Information shown

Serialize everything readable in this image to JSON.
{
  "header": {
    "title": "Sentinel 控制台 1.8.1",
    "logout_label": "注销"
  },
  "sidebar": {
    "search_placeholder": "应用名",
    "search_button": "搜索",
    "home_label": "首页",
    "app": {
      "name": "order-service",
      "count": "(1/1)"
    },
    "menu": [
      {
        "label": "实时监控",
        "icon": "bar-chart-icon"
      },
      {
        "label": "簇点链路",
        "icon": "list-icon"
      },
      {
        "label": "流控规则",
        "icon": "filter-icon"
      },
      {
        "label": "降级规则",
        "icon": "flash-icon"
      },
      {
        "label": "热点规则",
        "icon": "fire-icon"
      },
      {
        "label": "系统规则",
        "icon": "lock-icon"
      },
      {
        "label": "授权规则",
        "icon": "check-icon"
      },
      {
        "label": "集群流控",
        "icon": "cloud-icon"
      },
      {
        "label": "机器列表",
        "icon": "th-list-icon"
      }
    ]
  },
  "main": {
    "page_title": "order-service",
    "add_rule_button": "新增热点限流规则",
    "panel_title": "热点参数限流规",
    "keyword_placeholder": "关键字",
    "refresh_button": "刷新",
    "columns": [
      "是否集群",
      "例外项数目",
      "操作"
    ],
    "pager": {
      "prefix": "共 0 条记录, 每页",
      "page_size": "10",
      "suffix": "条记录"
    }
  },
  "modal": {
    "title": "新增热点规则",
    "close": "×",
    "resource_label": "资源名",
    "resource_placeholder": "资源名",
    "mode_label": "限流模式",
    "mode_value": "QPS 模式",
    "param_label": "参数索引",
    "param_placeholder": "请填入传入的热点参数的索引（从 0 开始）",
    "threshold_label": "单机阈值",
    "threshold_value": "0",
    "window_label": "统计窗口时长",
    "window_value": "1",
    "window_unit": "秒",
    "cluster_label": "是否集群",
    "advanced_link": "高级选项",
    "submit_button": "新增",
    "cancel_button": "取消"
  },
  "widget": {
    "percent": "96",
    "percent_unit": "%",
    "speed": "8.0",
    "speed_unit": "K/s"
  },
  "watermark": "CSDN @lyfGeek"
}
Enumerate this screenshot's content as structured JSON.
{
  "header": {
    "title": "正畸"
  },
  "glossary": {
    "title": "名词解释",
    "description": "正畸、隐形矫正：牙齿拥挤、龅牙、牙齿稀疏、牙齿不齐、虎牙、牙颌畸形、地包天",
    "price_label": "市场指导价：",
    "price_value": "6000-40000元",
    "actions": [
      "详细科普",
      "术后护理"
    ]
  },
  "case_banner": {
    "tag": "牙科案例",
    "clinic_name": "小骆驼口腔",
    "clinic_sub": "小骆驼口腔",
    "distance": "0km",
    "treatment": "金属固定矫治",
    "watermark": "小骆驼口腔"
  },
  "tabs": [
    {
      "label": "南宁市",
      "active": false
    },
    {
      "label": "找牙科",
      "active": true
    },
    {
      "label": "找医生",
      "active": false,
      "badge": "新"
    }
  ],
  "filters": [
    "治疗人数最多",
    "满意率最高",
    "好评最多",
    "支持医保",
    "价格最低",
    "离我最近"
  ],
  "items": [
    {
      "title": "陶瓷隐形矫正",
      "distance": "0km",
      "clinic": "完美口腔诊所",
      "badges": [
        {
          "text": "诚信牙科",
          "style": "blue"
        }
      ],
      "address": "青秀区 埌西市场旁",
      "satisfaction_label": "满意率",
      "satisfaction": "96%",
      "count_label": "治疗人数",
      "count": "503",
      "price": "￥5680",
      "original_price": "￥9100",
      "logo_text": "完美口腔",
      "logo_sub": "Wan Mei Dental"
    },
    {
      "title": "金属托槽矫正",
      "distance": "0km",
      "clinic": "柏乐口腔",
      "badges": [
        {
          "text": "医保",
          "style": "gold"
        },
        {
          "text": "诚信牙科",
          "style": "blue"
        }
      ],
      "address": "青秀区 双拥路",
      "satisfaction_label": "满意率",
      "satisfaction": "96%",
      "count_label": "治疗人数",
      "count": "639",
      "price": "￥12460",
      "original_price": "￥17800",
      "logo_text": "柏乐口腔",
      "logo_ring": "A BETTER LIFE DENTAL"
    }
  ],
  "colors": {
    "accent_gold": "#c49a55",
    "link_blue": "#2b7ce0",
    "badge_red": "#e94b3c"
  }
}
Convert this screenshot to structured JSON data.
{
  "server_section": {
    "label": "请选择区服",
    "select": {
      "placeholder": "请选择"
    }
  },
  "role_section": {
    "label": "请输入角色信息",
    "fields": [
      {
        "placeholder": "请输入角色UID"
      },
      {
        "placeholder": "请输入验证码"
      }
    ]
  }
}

Written problem
Type the whole listing again, unaltered.

Result of this exercise
Serialize everything readable in this image to JSON.
{
  "header": {
    "title": "Sentinel 控制台 1.8.1",
    "logout_label": "注销"
  },
  "sidebar": {
    "search_placeholder": "应用名",
    "search_button": "搜索",
    "home_label": "首页",
    "app": {
      "name": "order-service",
      "count": "(1/1)"
    },
    "menu": [
      {
        "label": "实时监控",
        "icon": "bar-chart-icon"
      },
      {
        "label": "簇点链路",
        "icon": "list-icon"
      },
      {
        "label": "流控规则",
        "icon": "filter-icon"
      },
      {
        "label": "降级规则",
        "icon": "flash-icon"
      },
      {
        "label": "热点规则",
        "icon": "fire-icon"
      },
      {
        "label": "系统规则",
        "icon": "lock-icon"
      },
      {
        "label": "授权规则",
        "icon": "check-icon"
      },
      {
        "label": "集群流控",
        "icon": "cloud-icon"
      },
      {
        "label": "机器列表",
        "icon": "th-list-icon"
      }
    ]
  },
  "main": {
    "page_title": "order-service",
    "add_rule_button": "新增热点限流规则",
    "panel_title": "热点参数限流规",
    "keyword_placeholder": "关键字",
    "refresh_button": "刷新",
    "columns": [
      "是否集群",
      "例外项数目",
      "操作"
    ],
    "pager": {
      "prefix": "共 0 条记录, 每页",
      "page_size": "10",
      "suffix": "条记录"
    }
  },
  "modal": {
    "title": "新增热点规则",
    "close": "×",
    "resource_label": "资源名",
    "resource_placeholder": "资源名",
    "mode_label": "限流模式",
    "mode_value": "QPS 模式",
    "param_label": "参数索引",
    "param_placeholder": "请填入传入的热点参数的索引（从 0 开始）",
    "threshold_label": "单机阈值",
    "threshold_value": "0",
    "window_label": "统计窗口时长",
    "window_value": "1",
    "window_unit": "秒",
    "cluster_label": "是否集群",
    "advanced_link": "高级选项",
    "submit_button": "新增",
    "cancel_button": "取消"
  },
  "widget": {
    "percent": "96",
    "percent_unit": "%",
    "speed": "8.0",
    "speed_unit": "K/s"
  },
  "watermark": "CSDN @lyfGeek"
}
Enumerate this screenshot's content as structured JSON.
{
  "header": {
    "title": "正畸"
  },
  "glossary": {
    "title": "名词解释",
    "description": "正畸、隐形矫正：牙齿拥挤、龅牙、牙齿稀疏、牙齿不齐、虎牙、牙颌畸形、地包天",
    "price_label": "市场指导价：",
    "price_value": "6000-40000元",
    "actions": [
      "详细科普",
      "术后护理"
    ]
  },
  "case_banner": {
    "tag": "牙科案例",
    "clinic_name": "小骆驼口腔",
    "clinic_sub": "小骆驼口腔",
    "distance": "0km",
    "treatment": "金属固定矫治",
    "watermark": "小骆驼口腔"
  },
  "tabs": [
    {
      "label": "南宁市",
      "active": false
    },
    {
      "label": "找牙科",
      "active": true
    },
    {
      "label": "找医生",
      "active": false,
      "badge": "新"
    }
  ],
  "filters": [
    "治疗人数最多",
    "满意率最高",
    "好评最多",
    "支持医保",
    "价格最低",
    "离我最近"
  ],
  "items": [
    {
      "title": "陶瓷隐形矫正",
      "distance": "0km",
      "clinic": "完美口腔诊所",
      "badges": [
        {
          "text": "诚信牙科",
          "style": "blue"
        }
      ],
      "address": "青秀区 埌西市场旁",
      "satisfaction_label": "满意率",
      "satisfaction": "96%",
      "count_label": "治疗人数",
      "count": "503",
      "price": "￥5680",
      "original_price": "￥9100",
      "logo_text": "完美口腔",
      "logo_sub": "Wan Mei Dental"
    },
    {
      "title": "金属托槽矫正",
      "distance": "0km",
      "clinic": "柏乐口腔",
      "badges": [
        {
          "text": "医保",
          "style": "gold"
        },
        {
          "text": "诚信牙科",
          "style": "blue"
        }
      ],
      "address": "青秀区 双拥路",
      "satisfaction_label": "满意率",
      "satisfaction": "96%",
      "count_label": "治疗人数",
      "count": "639",
      "price": "￥12460",
      "original_price": "￥17800",
      "logo_text": "柏乐口腔",
      "logo_ring": "A BETTER LIFE DENTAL"
    }
  ],
  "colors": {
    "accent_gold": "#c49a55",
    "link_blue": "#2b7ce0",
    "badge_red": "#e94b3c"
  }
}
Convert this screenshot to structured JSON data.
{
  "server_section": {
    "label": "请选择区服",
    "select": {
      "placeholder": "请选择"
    }
  },
  "role_section": {
    "label": "请输入角色信息",
    "fields": [
      {
        "placeholder": "请输入角色UID"
      },
      {
        "placeholder": "请输入验证码"
      }
    ]
  }
}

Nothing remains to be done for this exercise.